Each line should be copied exactly.

##########

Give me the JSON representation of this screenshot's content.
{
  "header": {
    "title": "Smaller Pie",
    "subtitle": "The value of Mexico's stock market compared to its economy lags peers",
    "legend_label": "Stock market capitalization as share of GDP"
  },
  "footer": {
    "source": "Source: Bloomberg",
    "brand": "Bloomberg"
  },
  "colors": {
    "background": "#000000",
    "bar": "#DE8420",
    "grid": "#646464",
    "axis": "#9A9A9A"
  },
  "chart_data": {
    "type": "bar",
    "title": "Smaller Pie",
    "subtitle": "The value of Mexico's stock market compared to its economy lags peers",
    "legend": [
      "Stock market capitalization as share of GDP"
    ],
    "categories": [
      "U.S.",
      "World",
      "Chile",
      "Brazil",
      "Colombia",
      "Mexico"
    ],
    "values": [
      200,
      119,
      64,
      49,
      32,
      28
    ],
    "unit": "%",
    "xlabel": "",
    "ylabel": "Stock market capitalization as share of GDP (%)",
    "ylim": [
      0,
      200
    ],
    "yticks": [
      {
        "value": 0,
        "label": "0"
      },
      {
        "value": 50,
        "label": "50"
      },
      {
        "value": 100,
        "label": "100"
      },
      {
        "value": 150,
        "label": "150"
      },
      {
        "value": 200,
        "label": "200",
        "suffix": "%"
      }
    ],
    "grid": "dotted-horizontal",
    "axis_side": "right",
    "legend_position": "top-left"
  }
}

##########

▸ Response to this task
Give me the JSON representation of this screenshot's content.
{
  "header": {
    "title": "Smaller Pie",
    "subtitle": "The value of Mexico's stock market compared to its economy lags peers",
    "legend_label": "Stock market capitalization as share of GDP"
  },
  "footer": {
    "source": "Source: Bloomberg",
    "brand": "Bloomberg"
  },
  "colors": {
    "background": "#000000",
    "bar": "#DE8420",
    "grid": "#646464",
    "axis": "#9A9A9A"
  },
  "chart_data": {
    "type": "bar",
    "title": "Smaller Pie",
    "subtitle": "The value of Mexico's stock market compared to its economy lags peers",
    "legend": [
      "Stock market capitalization as share of GDP"
    ],
    "categories": [
      "U.S.",
      "World",
      "Chile",
      "Brazil",
      "Colombia",
      "Mexico"
    ],
    "values": [
      200,
      119,
      64,
      49,
      32,
      28
    ],
    "unit": "%",
    "xlabel": "",
    "ylabel": "Stock market capitalization as share of GDP (%)",
    "ylim": [
      0,
      200
    ],
    "yticks": [
      {
        "value": 0,
        "label": "0"
      },
      {
        "value": 50,
        "label": "50"
      },
      {
        "value": 100,
        "label": "100"
      },
      {
        "value": 150,
        "label": "150"
      },
      {
        "value": 200,
        "label": "200",
        "suffix": "%"
      }
    ],
    "grid": "dotted-horizontal",
    "axis_side": "right",
    "legend_position": "top-left"
  }
}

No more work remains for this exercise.